BEGIN Provided records
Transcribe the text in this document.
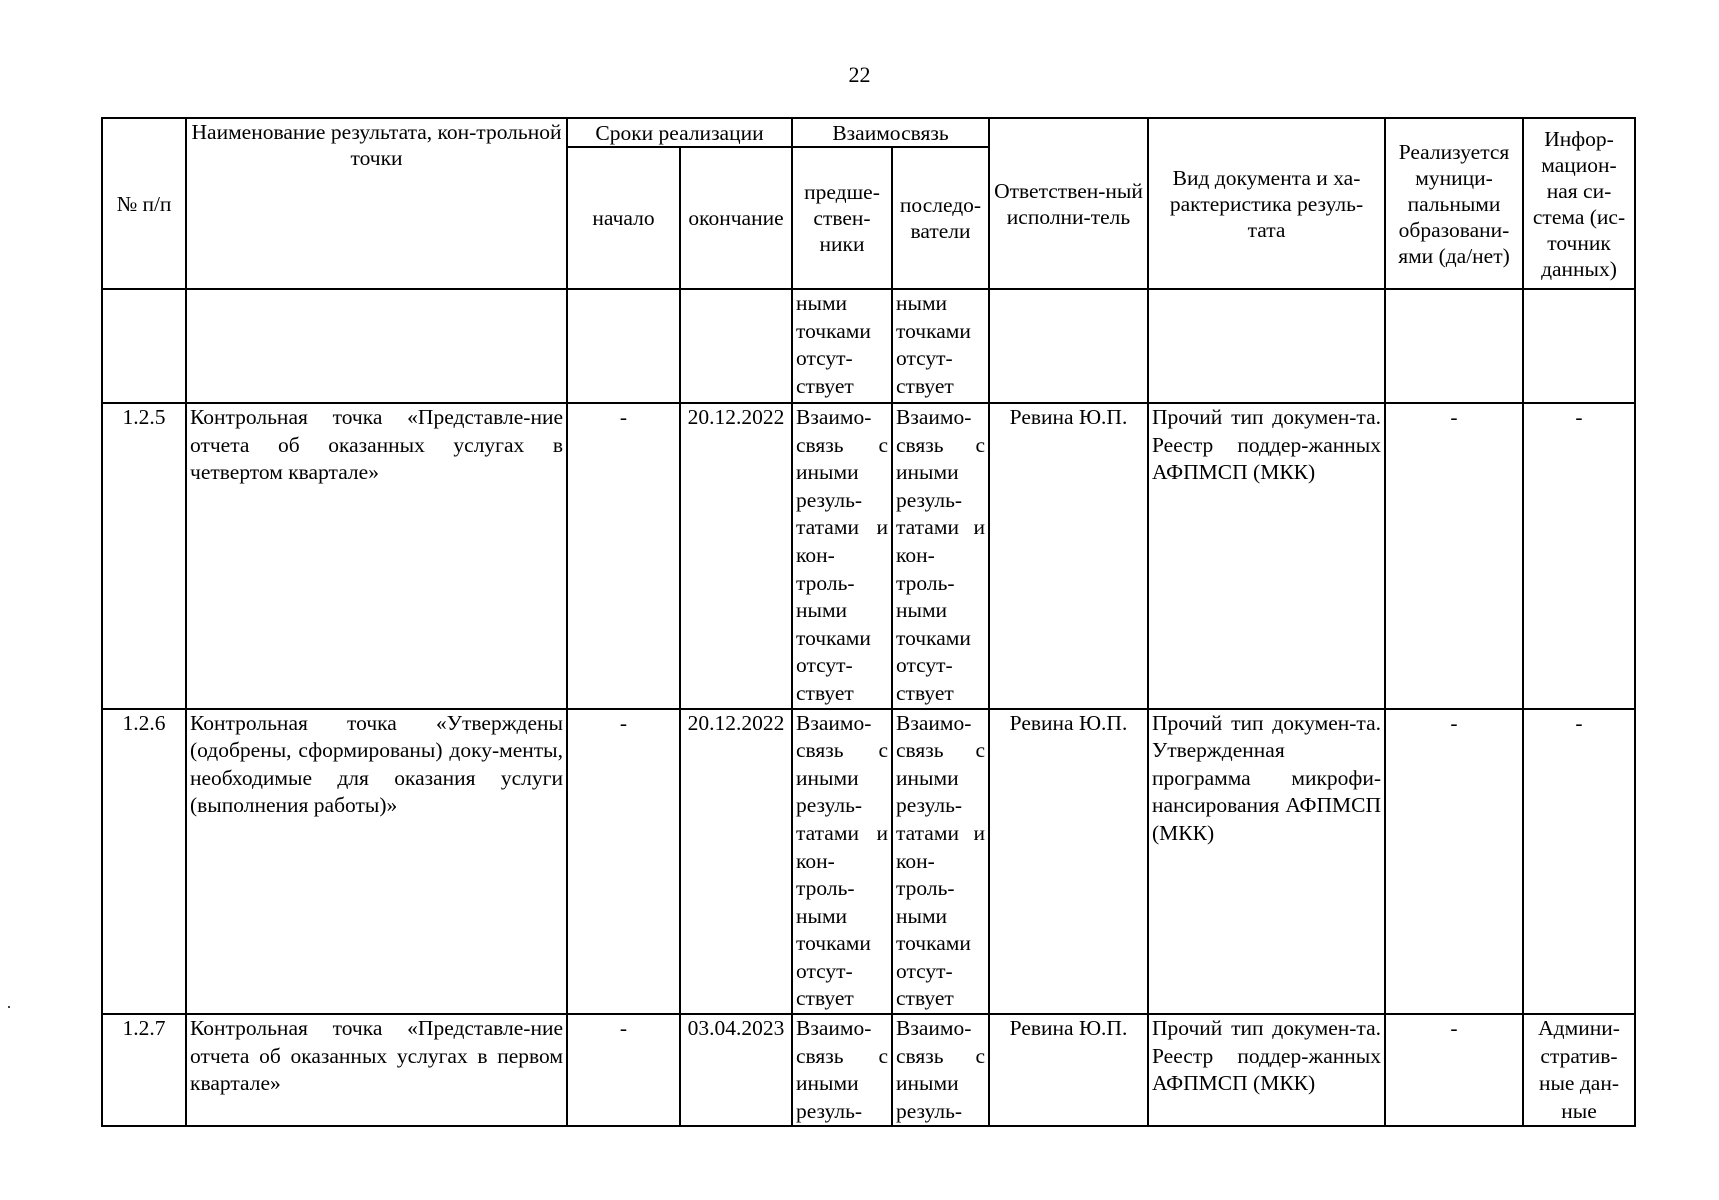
22
№ п/п	Наименование результата, кон-трольной точки	Сроки реализации		Взаимосвязь		Ответствен-ный исполни-тель	Вид документа и ха-рактеристика резуль-тата	Реализуется муници-пальными образовани-ями (да/нет)	Инфор-мацион-ная си-стема (ис-точник данных)
		начало	окончание	предше-ствен-ники	последо-ватели				
				ными точками отсут-ствует	ными точками отсут-ствует				
1.2.5	Контрольная точка «Представле-ние отчета об оказанных услугах в четвертом квартале»	-	20.12.2022	Взаимо-связь с иными резуль-татами и кон-троль-ными точками отсут-ствует	Взаимо-связь с иными резуль-татами и кон-троль-ными точками отсут-ствует	Ревина Ю.П.	Прочий тип докумен-та. Реестр поддер-жанных АФПМСП (МКК)	-	-
1.2.6	Контрольная точка «Утверждены (одобрены, сформированы) доку-менты, необходимые для оказания услуги (выполнения работы)»	-	20.12.2022	Взаимо-связь с иными резуль-татами и кон-троль-ными точками отсут-ствует	Взаимо-связь с иными резуль-татами и кон-троль-ными точками отсут-ствует	Ревина Ю.П.	Прочий тип докумен-та. Утвержденная программа микрофи-нансирования АФПМСП (МКК)	-	-
1.2.7	Контрольная точка «Представле-ние отчета об оказанных услугах в первом квартале»	-	03.04.2023	Взаимо-связь с иными резуль-	Взаимо-связь с иными резуль-	Ревина Ю.П.	Прочий тип докумен-та. Реестр поддер-жанных АФПМСП (МКК)	-	Админи-стратив-ные дан-ные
END Provided records
• [Brief]
Using the entries above, return each line that includes the word "квартале".

• [Response]
1.2.5	Контрольная точка «Представле-ние отчета об оказанных услугах в четвертом квартале»	-	20.12.2022	Взаимо-связь с иными резуль-татами и кон-троль-ными точками отсут-ствует	Взаимо-связь с иными резуль-татами и кон-троль-ными точками отсут-ствует	Ревина Ю.П.	Прочий тип докумен-та. Реестр поддер-жанных АФПМСП (МКК)	-	-
1.2.7	Контрольная точка «Представле-ние отчета об оказанных услугах в первом квартале»	-	03.04.2023	Взаимо-связь с иными резуль-	Взаимо-связь с иными резуль-	Ревина Ю.П.	Прочий тип докумен-та. Реестр поддер-жанных АФПМСП (МКК)	-	Админи-стратив-ные дан-ные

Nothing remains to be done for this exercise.